Start of RECORDS FOR THIS TASK

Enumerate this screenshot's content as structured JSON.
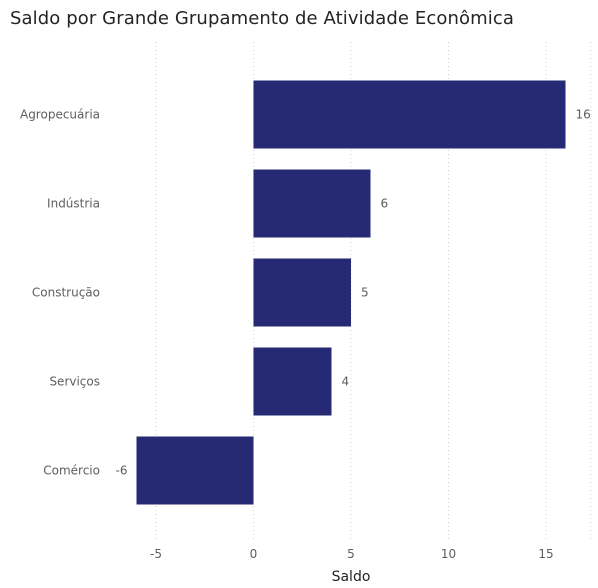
{
  "chart_data": {
    "type": "bar",
    "orientation": "horizontal",
    "title": "Saldo por Grande Grupamento de Atividade Econômica",
    "xlabel": "Saldo",
    "ylabel": "",
    "categories": [
      "Agropecuária",
      "Indústria",
      "Construção",
      "Serviços",
      "Comércio"
    ],
    "values": [
      16,
      6,
      5,
      4,
      -6
    ],
    "data_labels": [
      "16",
      "6",
      "5",
      "4",
      "-6"
    ],
    "xticks": [
      -5,
      0,
      5,
      10,
      15
    ],
    "xtick_labels": [
      "-5",
      "0",
      "5",
      "10",
      "15"
    ],
    "xlim": [
      -6.5,
      16.5
    ],
    "grid": "vertical-dotted",
    "legend": "none",
    "bar_color": "#262A74"
  }
}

End of RECORDS FOR THIS TASK

**DESCRIPTION OF THE TASK**. Every line should be retyped exactly, with the pictures omitted.

**SOLVED PROBLEM**.
Enumerate this screenshot's content as structured JSON.
{
  "chart_data": {
    "type": "bar",
    "orientation": "horizontal",
    "title": "Saldo por Grande Grupamento de Atividade Econômica",
    "xlabel": "Saldo",
    "ylabel": "",
    "categories": [
      "Agropecuária",
      "Indústria",
      "Construção",
      "Serviços",
      "Comércio"
    ],
    "values": [
      16,
      6,
      5,
      4,
      -6
    ],
    "data_labels": [
      "16",
      "6",
      "5",
      "4",
      "-6"
    ],
    "xticks": [
      -5,
      0,
      5,
      10,
      15
    ],
    "xtick_labels": [
      "-5",
      "0",
      "5",
      "10",
      "15"
    ],
    "xlim": [
      -6.5,
      16.5
    ],
    "grid": "vertical-dotted",
    "legend": "none",
    "bar_color": "#262A74"
  }
}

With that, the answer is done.